- [Directions for this task]: Write out the data below exactly as given, without any of its pictures.
-------- Record excerpts
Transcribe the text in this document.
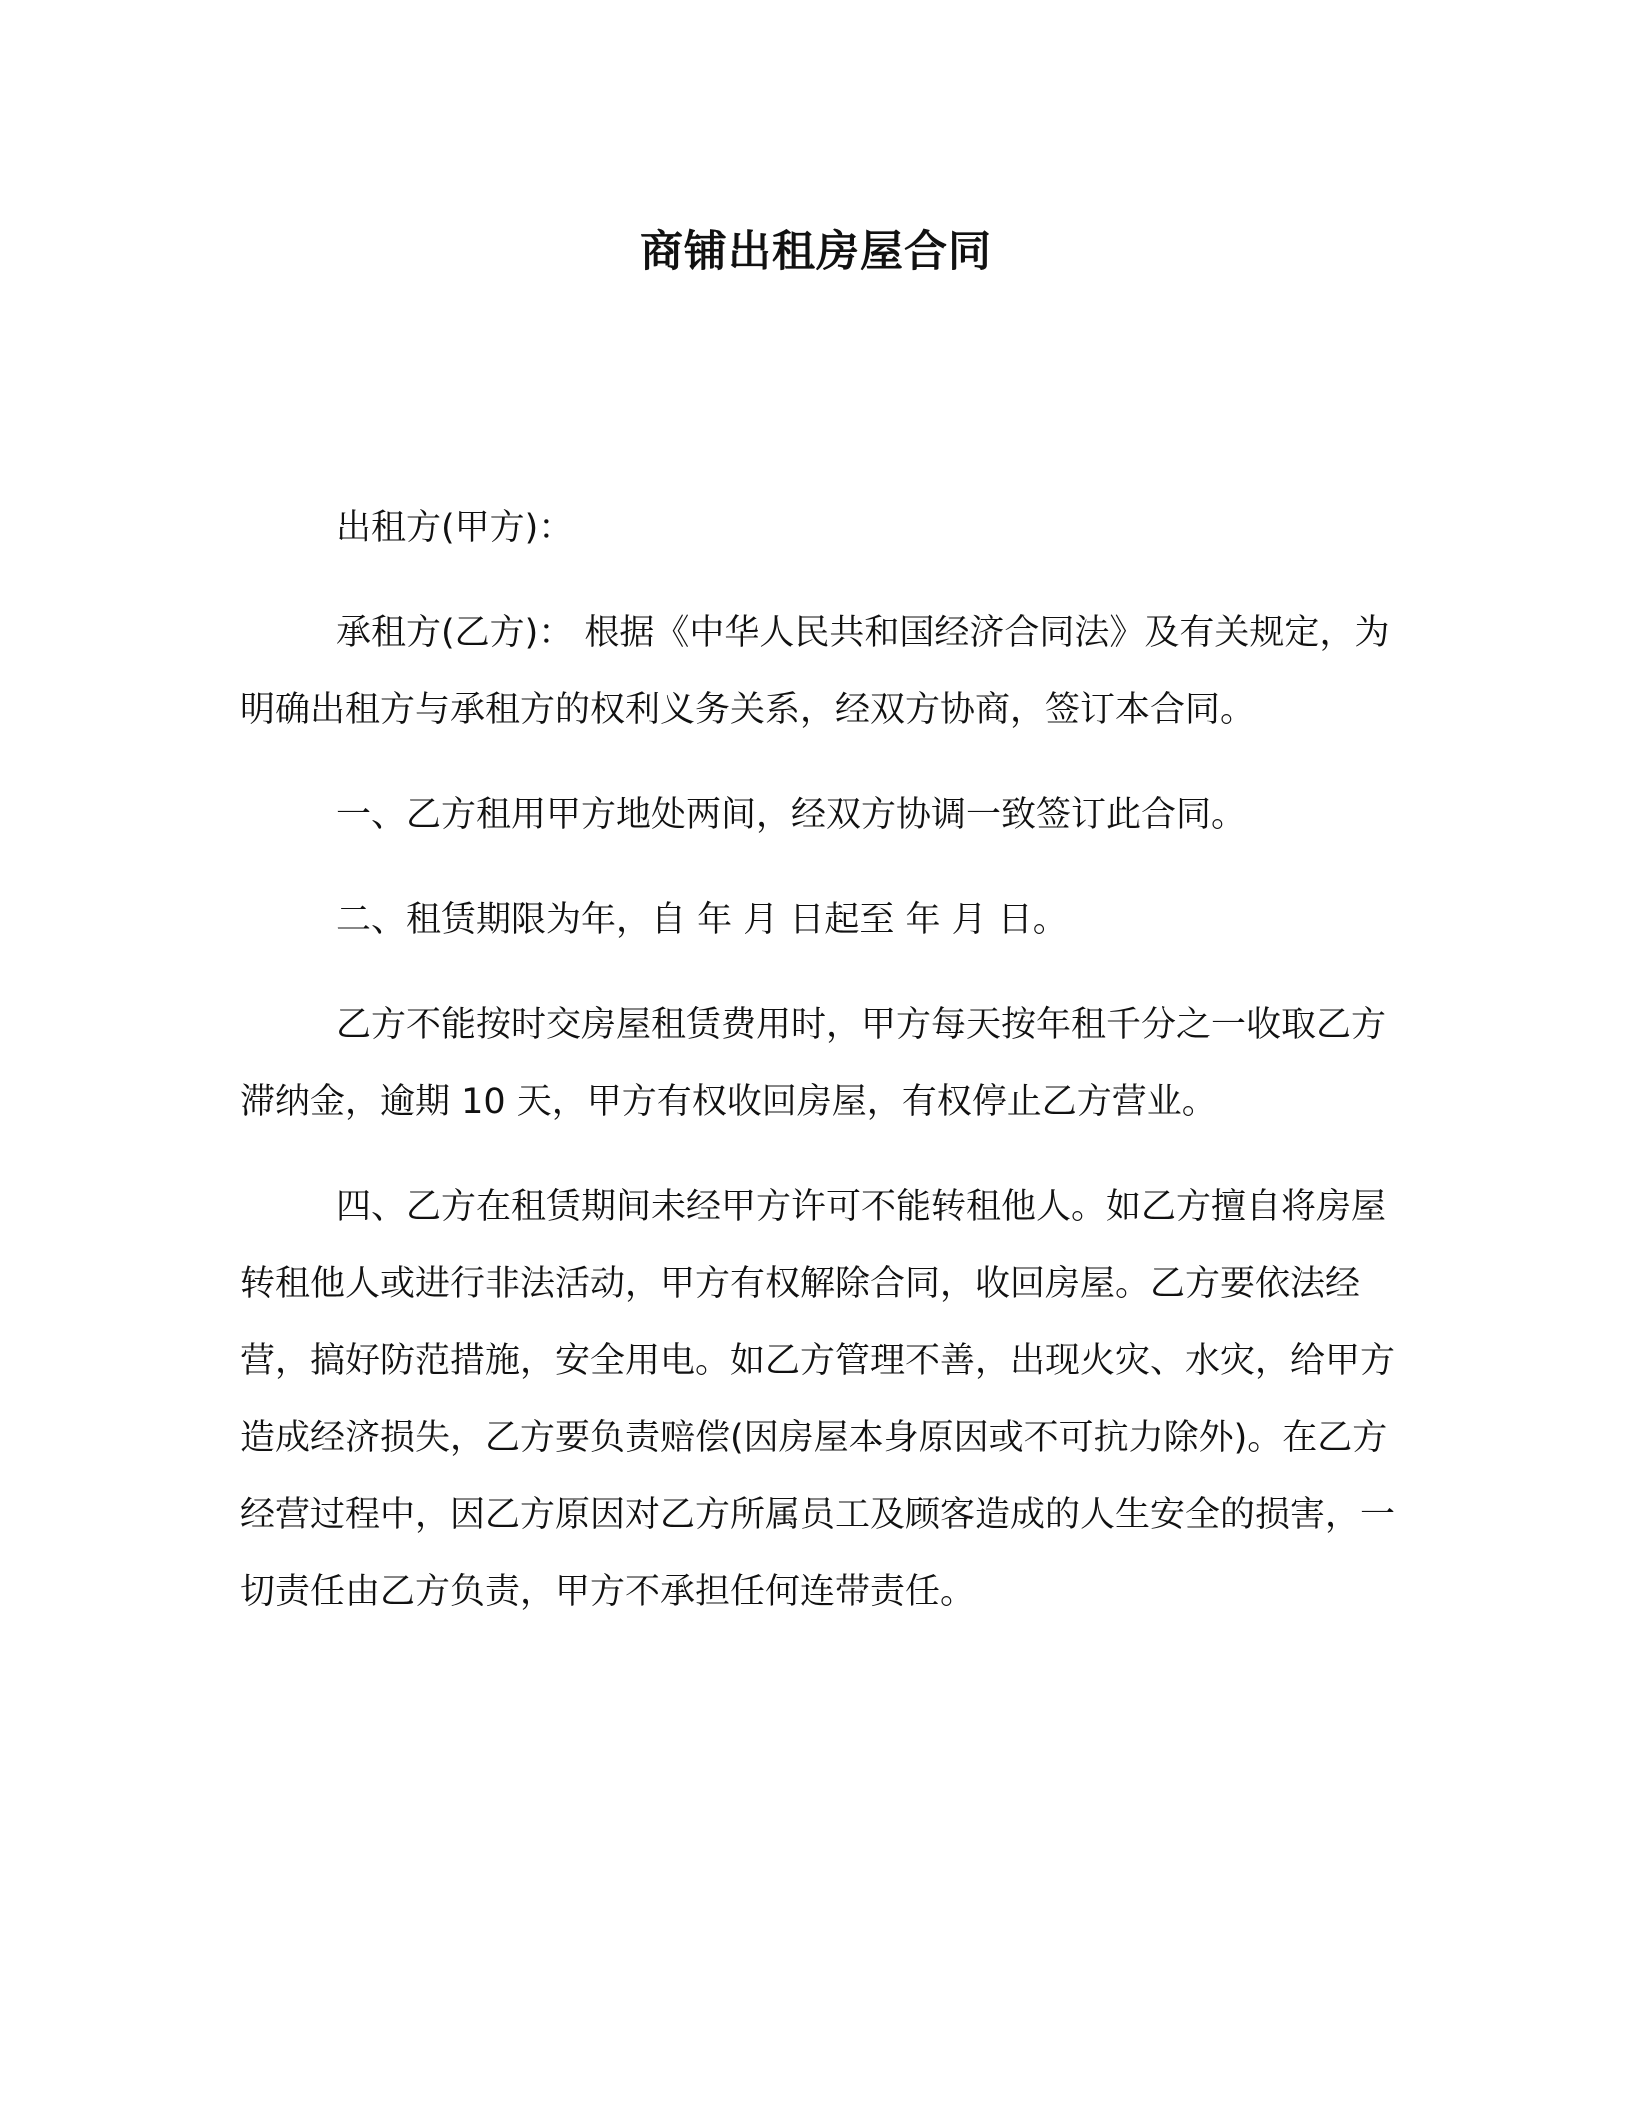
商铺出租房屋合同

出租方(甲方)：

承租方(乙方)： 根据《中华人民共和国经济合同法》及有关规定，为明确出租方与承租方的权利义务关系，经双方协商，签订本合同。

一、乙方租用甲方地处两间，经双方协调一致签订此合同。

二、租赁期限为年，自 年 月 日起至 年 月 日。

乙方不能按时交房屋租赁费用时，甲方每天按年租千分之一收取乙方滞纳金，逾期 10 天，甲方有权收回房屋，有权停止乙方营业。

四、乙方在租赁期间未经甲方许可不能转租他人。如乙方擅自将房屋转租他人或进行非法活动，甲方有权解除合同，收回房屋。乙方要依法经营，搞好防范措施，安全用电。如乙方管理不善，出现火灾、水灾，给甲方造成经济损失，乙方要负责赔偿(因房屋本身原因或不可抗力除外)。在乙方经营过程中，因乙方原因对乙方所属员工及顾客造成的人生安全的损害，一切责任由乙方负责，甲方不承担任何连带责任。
----------------
- [Written response]:
Transcribe the text in this document.
商铺出租房屋合同

出租方(甲方)：

承租方(乙方)： 根据《中华人民共和国经济合同法》及有关规定，为明确出租方与承租方的权利义务关系，经双方协商，签订本合同。

一、乙方租用甲方地处两间，经双方协调一致签订此合同。

二、租赁期限为年，自 年 月 日起至 年 月 日。

乙方不能按时交房屋租赁费用时，甲方每天按年租千分之一收取乙方滞纳金，逾期 10 天，甲方有权收回房屋，有权停止乙方营业。

四、乙方在租赁期间未经甲方许可不能转租他人。如乙方擅自将房屋转租他人或进行非法活动，甲方有权解除合同，收回房屋。乙方要依法经营，搞好防范措施，安全用电。如乙方管理不善，出现火灾、水灾，给甲方造成经济损失，乙方要负责赔偿(因房屋本身原因或不可抗力除外)。在乙方经营过程中，因乙方原因对乙方所属员工及顾客造成的人生安全的损害，一切责任由乙方负责，甲方不承担任何连带责任。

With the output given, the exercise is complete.